═══ MATERIAL FOR THIS TASK

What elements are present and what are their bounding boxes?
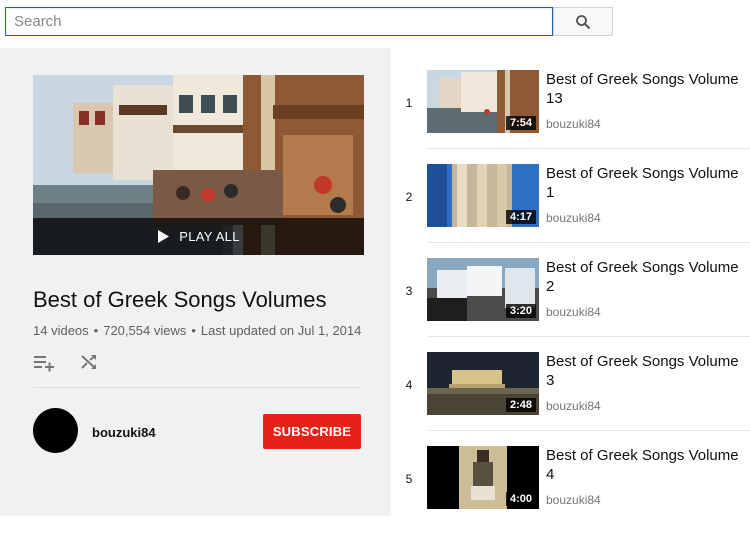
channel-name[interactable]: bouzuki84 [546,211,601,225]
video-thumbnail[interactable]: 4:17 [427,164,539,227]
duration-badge: 2:48 [505,398,536,412]
list-item[interactable]: 1 7:54 Best of Greek Songs Volume 13 bou… [391,70,750,164]
video-title[interactable]: Best of Greek Songs Volume 4 [546,446,746,484]
playlist-stats: 14 videos • 720,554 views • Last updated on … [33,323,362,338]
playlist-actions [33,352,99,372]
item-index: 1 [405,96,413,110]
subscribe-button[interactable]: SUBSCRIBE [263,414,361,449]
avatar[interactable] [33,408,78,453]
channel-name[interactable]: bouzuki84 [546,305,601,319]
list-item[interactable]: 2 4:17 Best of Greek Songs Volume 1 bouz… [391,164,750,258]
channel-owner-name[interactable]: bouzuki84 [92,425,156,440]
video-title[interactable]: Best of Greek Songs Volume 13 [546,70,746,108]
video-thumbnail[interactable]: 4:00 [427,446,539,509]
list-item[interactable]: 5 4:00 Best of Greek Songs Volume 4 bouz… [391,446,750,540]
video-title[interactable]: Best of Greek Songs Volume 1 [546,164,746,202]
search-button[interactable] [553,7,613,36]
search-icon [576,14,591,29]
play-icon [158,230,170,243]
video-thumbnail[interactable]: 7:54 [427,70,539,133]
channel-name[interactable]: bouzuki84 [546,493,601,507]
divider [427,242,750,243]
video-thumbnail[interactable]: 3:20 [427,258,539,321]
video-title[interactable]: Best of Greek Songs Volume 3 [546,352,746,390]
last-updated: Last updated on Jul 1, 2014 [200,323,362,338]
playlist-video-list: 1 7:54 Best of Greek Songs Volume 13 bou… [391,48,750,516]
list-item[interactable]: 3 3:20 Best of Greek Songs Volume 2 bouz… [391,258,750,352]
add-to-queue-icon[interactable] [33,352,55,372]
divider [427,148,750,149]
item-index: 2 [405,190,413,204]
playlist-title: Best of Greek Songs Volumes [33,287,327,312]
item-index: 4 [405,378,413,392]
divider [427,336,750,337]
masthead [0,0,750,48]
duration-badge: 3:20 [505,304,536,318]
duration-badge: 4:00 [505,492,536,506]
search-input[interactable] [5,7,553,36]
list-item[interactable]: 4 2:48 Best of Greek Songs Volume 3 bouz… [391,352,750,446]
channel-name[interactable]: bouzuki84 [546,399,601,413]
play-all-button[interactable]: PLAY ALL [33,218,364,255]
divider [33,387,361,388]
play-all-label: PLAY ALL [179,229,240,244]
view-count: 720,554 views [103,323,187,338]
shuffle-icon[interactable] [79,352,99,372]
channel-name[interactable]: bouzuki84 [546,117,601,131]
item-index: 5 [405,472,413,486]
duration-badge: 4:17 [505,210,536,224]
playlist-sidebar: PLAY ALL Best of Greek Songs Volumes 14 … [0,48,391,516]
video-count: 14 videos [33,323,89,338]
item-index: 3 [405,284,413,298]
video-title[interactable]: Best of Greek Songs Volume 2 [546,258,746,296]
divider [427,430,750,431]
video-thumbnail[interactable]: 2:48 [427,352,539,415]
duration-badge: 7:54 [505,116,536,130]
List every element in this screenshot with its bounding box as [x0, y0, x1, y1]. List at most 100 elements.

══════

**WRITTEN INSTRUCTION:** Copy out the data above line for line, without changing anything, and omit the pictures.

**CORRECT ANSWER:**
What elements are present and what are their bounding boxes?
channel-name[interactable]: bouzuki84 [546,211,601,225]
video-thumbnail[interactable]: 4:17 [427,164,539,227]
duration-badge: 2:48 [505,398,536,412]
list-item[interactable]: 1 7:54 Best of Greek Songs Volume 13 bou… [391,70,750,164]
video-title[interactable]: Best of Greek Songs Volume 4 [546,446,746,484]
playlist-stats: 14 videos • 720,554 views • Last updated on … [33,323,362,338]
playlist-actions [33,352,99,372]
item-index: 1 [405,96,413,110]
subscribe-button[interactable]: SUBSCRIBE [263,414,361,449]
avatar[interactable] [33,408,78,453]
channel-name[interactable]: bouzuki84 [546,305,601,319]
list-item[interactable]: 2 4:17 Best of Greek Songs Volume 1 bouz… [391,164,750,258]
channel-owner-name[interactable]: bouzuki84 [92,425,156,440]
video-title[interactable]: Best of Greek Songs Volume 13 [546,70,746,108]
video-thumbnail[interactable]: 4:00 [427,446,539,509]
list-item[interactable]: 5 4:00 Best of Greek Songs Volume 4 bouz… [391,446,750,540]
video-title[interactable]: Best of Greek Songs Volume 1 [546,164,746,202]
search-button[interactable] [553,7,613,36]
search-icon [576,14,591,29]
play-icon [158,230,170,243]
video-thumbnail[interactable]: 7:54 [427,70,539,133]
channel-name[interactable]: bouzuki84 [546,493,601,507]
divider [427,242,750,243]
video-thumbnail[interactable]: 3:20 [427,258,539,321]
video-title[interactable]: Best of Greek Songs Volume 3 [546,352,746,390]
last-updated: Last updated on Jul 1, 2014 [200,323,362,338]
playlist-video-list: 1 7:54 Best of Greek Songs Volume 13 bou… [391,48,750,516]
list-item[interactable]: 3 3:20 Best of Greek Songs Volume 2 bouz… [391,258,750,352]
add-to-queue-icon[interactable] [33,352,55,372]
divider [427,148,750,149]
item-index: 2 [405,190,413,204]
playlist-title: Best of Greek Songs Volumes [33,287,327,312]
item-index: 4 [405,378,413,392]
divider [427,336,750,337]
masthead [0,0,750,48]
duration-badge: 3:20 [505,304,536,318]
duration-badge: 4:00 [505,492,536,506]
search-input[interactable] [5,7,553,36]
list-item[interactable]: 4 2:48 Best of Greek Songs Volume 3 bouz… [391,352,750,446]
channel-name[interactable]: bouzuki84 [546,399,601,413]
play-all-button[interactable]: PLAY ALL [33,218,364,255]
divider [33,387,361,388]
play-all-label: PLAY ALL [179,229,240,244]
view-count: 720,554 views [103,323,187,338]
shuffle-icon[interactable] [79,352,99,372]
channel-name[interactable]: bouzuki84 [546,117,601,131]
item-index: 5 [405,472,413,486]
duration-badge: 4:17 [505,210,536,224]
playlist-sidebar: PLAY ALL Best of Greek Songs Volumes 14 … [0,48,391,516]
video-count: 14 videos [33,323,89,338]
item-index: 3 [405,284,413,298]
video-title[interactable]: Best of Greek Songs Volume 2 [546,258,746,296]
divider [427,430,750,431]
video-thumbnail[interactable]: 2:48 [427,352,539,415]
duration-badge: 7:54 [505,116,536,130]
List every element in this screenshot with its bounding box as [x0, y0, x1, y1]. List at most 100 elements.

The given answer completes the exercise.